Check every line of the entries below for the word "this", and copy the ones that have it.

————

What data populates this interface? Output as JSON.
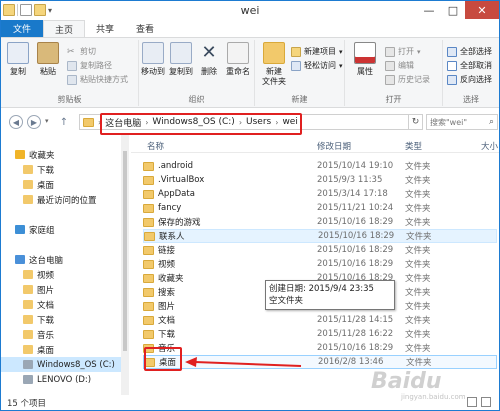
{
  "window": {
    "title": "wei",
    "minimize": "—",
    "maximize": "□",
    "close": "✕"
  },
  "ribbon_tabs": [
    "文件",
    "主页",
    "共享",
    "查看"
  ],
  "ribbon": {
    "clipboard": {
      "label": "剪贴板",
      "copy": "复制",
      "paste": "粘贴",
      "cut": "剪切",
      "copy_path": "复制路径",
      "paste_shortcut": "粘贴快捷方式"
    },
    "organize": {
      "label": "组织",
      "move_to": "移动到",
      "copy_to": "复制到",
      "delete": "删除",
      "rename": "重命名"
    },
    "new": {
      "label": "新建",
      "new_folder": "新建\n文件夹",
      "new_item": "新建项目",
      "easy_access": "轻松访问"
    },
    "open": {
      "label": "打开",
      "properties": "属性",
      "open": "打开",
      "edit": "编辑",
      "history": "历史记录"
    },
    "select": {
      "label": "选择",
      "select_all": "全部选择",
      "select_none": "全部取消",
      "invert": "反向选择"
    }
  },
  "address": {
    "crumbs": [
      "这台电脑",
      "Windows8_OS (C:)",
      "Users",
      "wei"
    ],
    "search_placeholder": "搜索\"wei\""
  },
  "nav": [
    {
      "label": "收藏夹",
      "kind": "star"
    },
    {
      "label": "下载",
      "kind": "folder"
    },
    {
      "label": "桌面",
      "kind": "folder"
    },
    {
      "label": "最近访问的位置",
      "kind": "folder"
    },
    {
      "label": "家庭组",
      "kind": "home"
    },
    {
      "label": "这台电脑",
      "kind": "pc"
    },
    {
      "label": "视频",
      "kind": "folder"
    },
    {
      "label": "图片",
      "kind": "folder"
    },
    {
      "label": "文档",
      "kind": "folder"
    },
    {
      "label": "下载",
      "kind": "folder"
    },
    {
      "label": "音乐",
      "kind": "folder"
    },
    {
      "label": "桌面",
      "kind": "folder"
    },
    {
      "label": "Windows8_OS (C:)",
      "kind": "drive"
    },
    {
      "label": "LENOVO (D:)",
      "kind": "drive"
    }
  ],
  "columns": {
    "name": "名称",
    "date": "修改日期",
    "type": "类型",
    "size": "大小"
  },
  "files": [
    {
      "name": ".android",
      "date": "2015/10/14 19:10",
      "type": "文件夹"
    },
    {
      "name": ".VirtualBox",
      "date": "2015/9/3 11:35",
      "type": "文件夹"
    },
    {
      "name": "AppData",
      "date": "2015/3/14 17:18",
      "type": "文件夹"
    },
    {
      "name": "fancy",
      "date": "2015/11/21 10:24",
      "type": "文件夹"
    },
    {
      "name": "保存的游戏",
      "date": "2015/10/16 18:29",
      "type": "文件夹"
    },
    {
      "name": "联系人",
      "date": "2015/10/16 18:29",
      "type": "文件夹"
    },
    {
      "name": "链接",
      "date": "2015/10/16 18:29",
      "type": "文件夹"
    },
    {
      "name": "视频",
      "date": "2015/10/16 18:29",
      "type": "文件夹"
    },
    {
      "name": "收藏夹",
      "date": "2015/10/16 18:29",
      "type": "文件夹"
    },
    {
      "name": "搜索",
      "date": "2015/10/16 18:29",
      "type": "文件夹"
    },
    {
      "name": "图片",
      "date": "2015/10/16 18:29",
      "type": "文件夹"
    },
    {
      "name": "文档",
      "date": "2015/11/28 14:15",
      "type": "文件夹"
    },
    {
      "name": "下载",
      "date": "2015/11/28 16:22",
      "type": "文件夹"
    },
    {
      "name": "音乐",
      "date": "2015/10/16 18:29",
      "type": "文件夹"
    },
    {
      "name": "桌面",
      "date": "2016/2/8 13:46",
      "type": "文件夹"
    }
  ],
  "tooltip": {
    "line1": "创建日期: 2015/9/4 23:35",
    "line2": "空文件夹"
  },
  "status": {
    "count": "15 个项目"
  },
  "watermark": {
    "main": "Baidu",
    "sub": "jingyan.baidu.com"
  },
  "colors": {
    "accent": "#1979ca",
    "highlight": "#e02020"
  }
}
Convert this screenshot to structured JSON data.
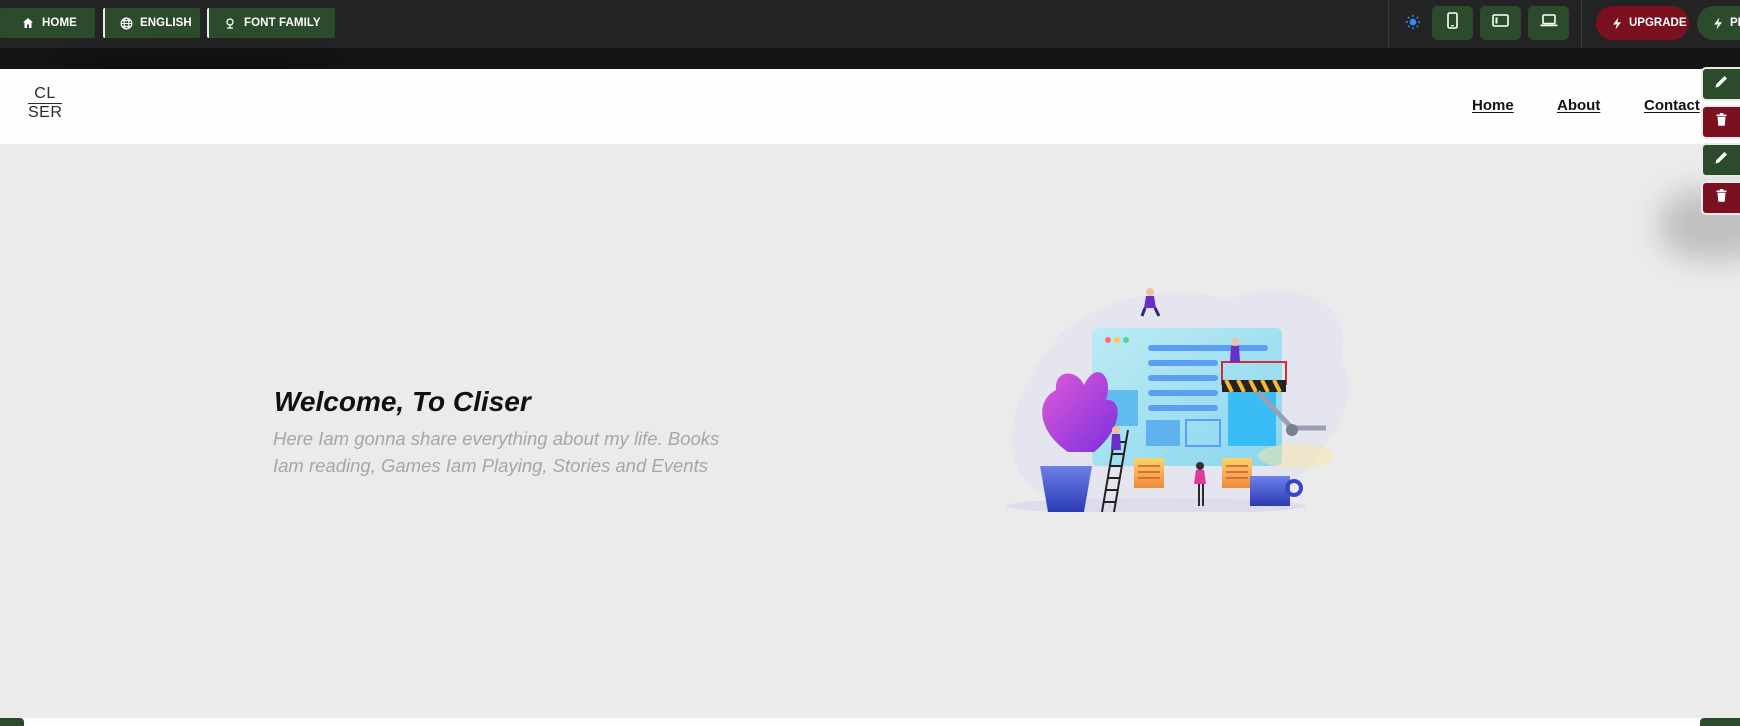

————

Solved exercise:
What data populates this interface? Output as JSON.
Convert this screenshot to structured JSON data.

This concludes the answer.